This entry is part of a series, Redux»

Aristotle defines phronesis in the following manner:

We may grasp the nature of prudence [phronesis] if we consider what sort of people we call prudent. Well, it is thought to be the mark of a prudent man to be able to deliberate rightly about what is good and advantageous . . . But nobody deliberates about things that are invariable . . . So . . . prudence cannot be science [episteme] or art [techne]; not science because what can be done is a variable (it may be done in different ways, or not done at all), and not art because action and production are generically different. For production aims at an end other than itself; but this is impossible in the case of action, because the end is merely doing well. What remains, then, is that it is a true state, reasoned, and capable of action with regard to things that are good or bad for man . . . We consider that this quality belongs to those who understand the management of households or states.

Phronesis is the other side of the beautiful conveyed in aesthetics (which means the beautiful and the good); it is that which is prudent, which makes art a living framework for living, “equipment for living” as Kenneth Burke phrased it. The word brought down into early Roman virtue is prudentia (prudence); someone recently called me their “prudent” friend, a charge I have never before received and am likely never to receive again.

Prudence, as Aristotle defines it, is neither the arts nor sciences, but the ability to conduct one’s self, and the business of the state wisely. In a sense, it is praxis as art is poesis and science (theoria). Aristotle separates these into categories, but the question that perhaps belongs most to phronesis is: how do we put into practice theoria and poesis? What is the responsible and living, active principle of either in our lives? When someone poopoos the arts as so much silliness or disparages science that does not have immediate practical application, are they acting out of phronesis, true praxis, or are they merely insisting on an absolute succession to praxis with theoria being too esoteric, and poesis being too inconsequential for consideration?

This is an important question for the Redux movement I belong to: redux, by using the broken and thrown away, by seeing beauty and ugliness as part of the same category of the grotesque as Averroes (A follower of Aristotle) did, risks pleasing neither those in science, the arts, or the polis, since what Redux wishes to introduce is a fourth category, or rather an appendage to the preceding three: theoria, praxis, poesis, and the posibility, the perhaps of deviation, digression, brokeness, incongruity, what might be called the comic misstep that becomes a dance. Redux is interested in the possibility that remains when things do not go as expected, as planned or as one wills. We are interested in anomaly, in what scientists insist is mere white noise, and what artists would consider mistakes. We are interested in seeing the universe as a series of pratfalls into grace, and so are loathe to believe in the following:

- Standards: not because we think art is subjective, but because we believe mistakes, sub-standards, and deviations may contain amazing power and value.

» AIM OF THE TASK: In the passage on phronesis, which Latin word carried the idea into early Roman virtue?

» DATA BLOCK:
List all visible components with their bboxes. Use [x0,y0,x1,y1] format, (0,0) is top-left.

» RESPONSE FOR THIS EXERCISE: Prudentia (prudence)